▶ _Required task_
Leaving out the pictures, retype all the material exactly.

▶ _Material for this exercise_

╔══

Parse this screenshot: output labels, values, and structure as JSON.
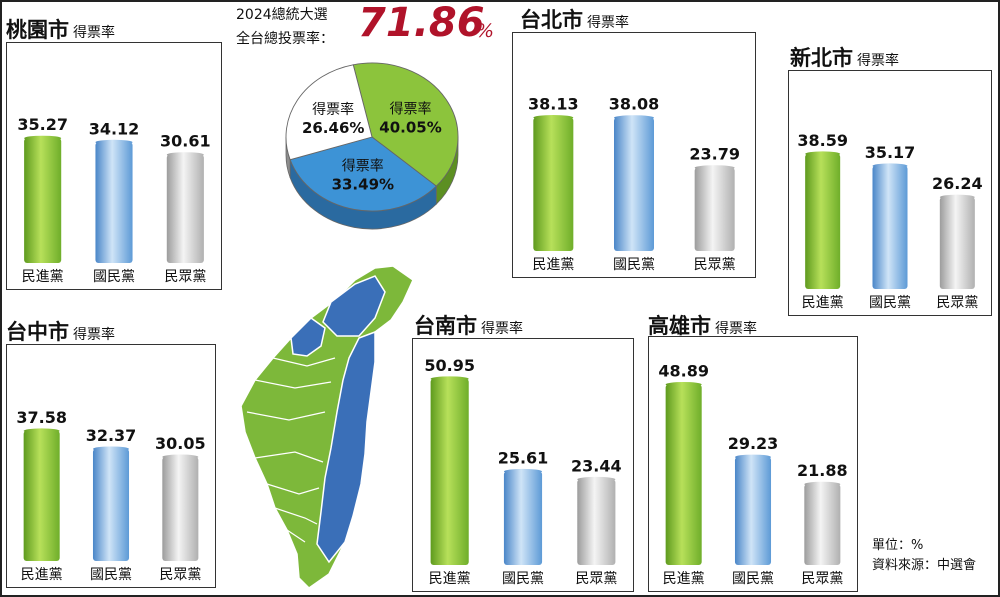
{
  "national": {
    "line1": "2024總統大選",
    "line2": "全台總投票率：",
    "turnout": "71.86",
    "unit": "%"
  },
  "panel_subtitle": "得票率",
  "pie_label": "得票率",
  "footer": {
    "unit": "單位：%",
    "source": "資料來源：中選會"
  },
  "colors": {
    "dpp_green": "#8cc43c",
    "kmt_blue": "#3d93d6",
    "tpp_gray": "#c3c3c3",
    "accent_red": "#b0132a",
    "map_blue": "#3a6fb8",
    "map_green": "#7db83a"
  },
  "cities": [
    {
      "key": "taoyuan",
      "name": "桃園市"
    },
    {
      "key": "taipei",
      "name": "台北市"
    },
    {
      "key": "newtaipei",
      "name": "新北市"
    },
    {
      "key": "taichung",
      "name": "台中市"
    },
    {
      "key": "tainan",
      "name": "台南市"
    },
    {
      "key": "kaohsiung",
      "name": "高雄市"
    }
  ],
  "chart_data": [
    {
      "type": "pie",
      "categories": [
        "得票率",
        "得票率",
        "得票率"
      ],
      "values": [
        40.05,
        33.49,
        26.46
      ],
      "colors": [
        "#8cc43c",
        "#3d93d6",
        "#ffffff"
      ]
    },
    {
      "type": "bar",
      "title": "桃園市",
      "subtitle": "得票率",
      "categories": [
        "民進黨",
        "國民黨",
        "民眾黨"
      ],
      "values": [
        35.27,
        34.12,
        30.61
      ]
    },
    {
      "type": "bar",
      "title": "台北市",
      "subtitle": "得票率",
      "categories": [
        "民進黨",
        "國民黨",
        "民眾黨"
      ],
      "values": [
        38.13,
        38.08,
        23.79
      ]
    },
    {
      "type": "bar",
      "title": "新北市",
      "subtitle": "得票率",
      "categories": [
        "民進黨",
        "國民黨",
        "民眾黨"
      ],
      "values": [
        38.59,
        35.17,
        26.24
      ]
    },
    {
      "type": "bar",
      "title": "台中市",
      "subtitle": "得票率",
      "categories": [
        "民進黨",
        "國民黨",
        "民眾黨"
      ],
      "values": [
        37.58,
        32.37,
        30.05
      ]
    },
    {
      "type": "bar",
      "title": "台南市",
      "subtitle": "得票率",
      "categories": [
        "民進黨",
        "國民黨",
        "民眾黨"
      ],
      "values": [
        50.95,
        25.61,
        23.44
      ]
    },
    {
      "type": "bar",
      "title": "高雄市",
      "subtitle": "得票率",
      "categories": [
        "民進黨",
        "國民黨",
        "民眾黨"
      ],
      "values": [
        48.89,
        29.23,
        21.88
      ]
    }
  ]
}
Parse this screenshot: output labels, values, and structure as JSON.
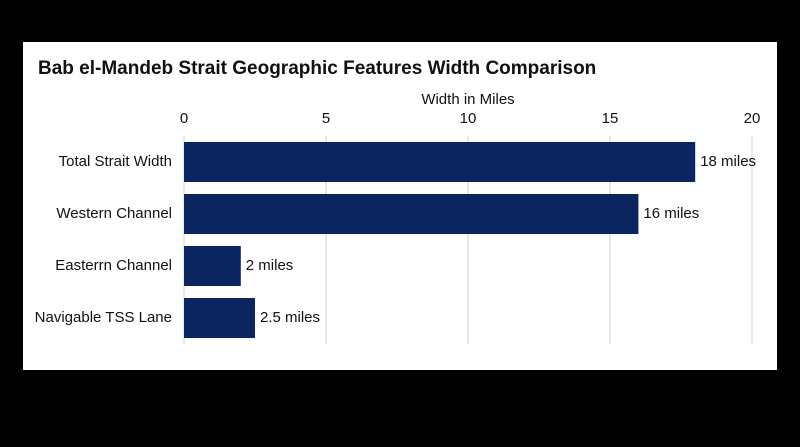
{
  "chart_data": {
    "type": "bar",
    "orientation": "horizontal",
    "title": "Bab el-Mandeb Strait Geographic Features Width Comparison",
    "x_label": "Width in Miles",
    "categories": [
      "Total Strait Width",
      "Western Channel",
      "Easterrn Channel",
      "Navigable TSS Lane"
    ],
    "values": [
      18,
      16,
      2,
      2.5
    ],
    "value_labels": [
      "18 miles",
      "16 miles",
      "2 miles",
      "2.5 miles"
    ],
    "color": "#0b2560",
    "xlim": [
      0,
      20
    ],
    "xticks": [
      0,
      5,
      10,
      15,
      20
    ],
    "grid": true
  }
}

╚══

▶ _The answer_
Parse this screenshot: output labels, values, and structure as JSON.
{
  "national": {
    "line1": "2024總統大選",
    "line2": "全台總投票率：",
    "turnout": "71.86",
    "unit": "%"
  },
  "panel_subtitle": "得票率",
  "pie_label": "得票率",
  "footer": {
    "unit": "單位：%",
    "source": "資料來源：中選會"
  },
  "colors": {
    "dpp_green": "#8cc43c",
    "kmt_blue": "#3d93d6",
    "tpp_gray": "#c3c3c3",
    "accent_red": "#b0132a",
    "map_blue": "#3a6fb8",
    "map_green": "#7db83a"
  },
  "cities": [
    {
      "key": "taoyuan",
      "name": "桃園市"
    },
    {
      "key": "taipei",
      "name": "台北市"
    },
    {
      "key": "newtaipei",
      "name": "新北市"
    },
    {
      "key": "taichung",
      "name": "台中市"
    },
    {
      "key": "tainan",
      "name": "台南市"
    },
    {
      "key": "kaohsiung",
      "name": "高雄市"
    }
  ],
  "chart_data": [
    {
      "type": "pie",
      "categories": [
        "得票率",
        "得票率",
        "得票率"
      ],
      "values": [
        40.05,
        33.49,
        26.46
      ],
      "colors": [
        "#8cc43c",
        "#3d93d6",
        "#ffffff"
      ]
    },
    {
      "type": "bar",
      "title": "桃園市",
      "subtitle": "得票率",
      "categories": [
        "民進黨",
        "國民黨",
        "民眾黨"
      ],
      "values": [
        35.27,
        34.12,
        30.61
      ]
    },
    {
      "type": "bar",
      "title": "台北市",
      "subtitle": "得票率",
      "categories": [
        "民進黨",
        "國民黨",
        "民眾黨"
      ],
      "values": [
        38.13,
        38.08,
        23.79
      ]
    },
    {
      "type": "bar",
      "title": "新北市",
      "subtitle": "得票率",
      "categories": [
        "民進黨",
        "國民黨",
        "民眾黨"
      ],
      "values": [
        38.59,
        35.17,
        26.24
      ]
    },
    {
      "type": "bar",
      "title": "台中市",
      "subtitle": "得票率",
      "categories": [
        "民進黨",
        "國民黨",
        "民眾黨"
      ],
      "values": [
        37.58,
        32.37,
        30.05
      ]
    },
    {
      "type": "bar",
      "title": "台南市",
      "subtitle": "得票率",
      "categories": [
        "民進黨",
        "國民黨",
        "民眾黨"
      ],
      "values": [
        50.95,
        25.61,
        23.44
      ]
    },
    {
      "type": "bar",
      "title": "高雄市",
      "subtitle": "得票率",
      "categories": [
        "民進黨",
        "國民黨",
        "民眾黨"
      ],
      "values": [
        48.89,
        29.23,
        21.88
      ]
    }
  ]
}
Parse this screenshot: output labels, values, and structure as JSON.
{
  "chart_data": {
    "type": "bar",
    "orientation": "horizontal",
    "title": "Bab el-Mandeb Strait Geographic Features Width Comparison",
    "x_label": "Width in Miles",
    "categories": [
      "Total Strait Width",
      "Western Channel",
      "Easterrn Channel",
      "Navigable TSS Lane"
    ],
    "values": [
      18,
      16,
      2,
      2.5
    ],
    "value_labels": [
      "18 miles",
      "16 miles",
      "2 miles",
      "2.5 miles"
    ],
    "color": "#0b2560",
    "xlim": [
      0,
      20
    ],
    "xticks": [
      0,
      5,
      10,
      15,
      20
    ],
    "grid": true
  }
}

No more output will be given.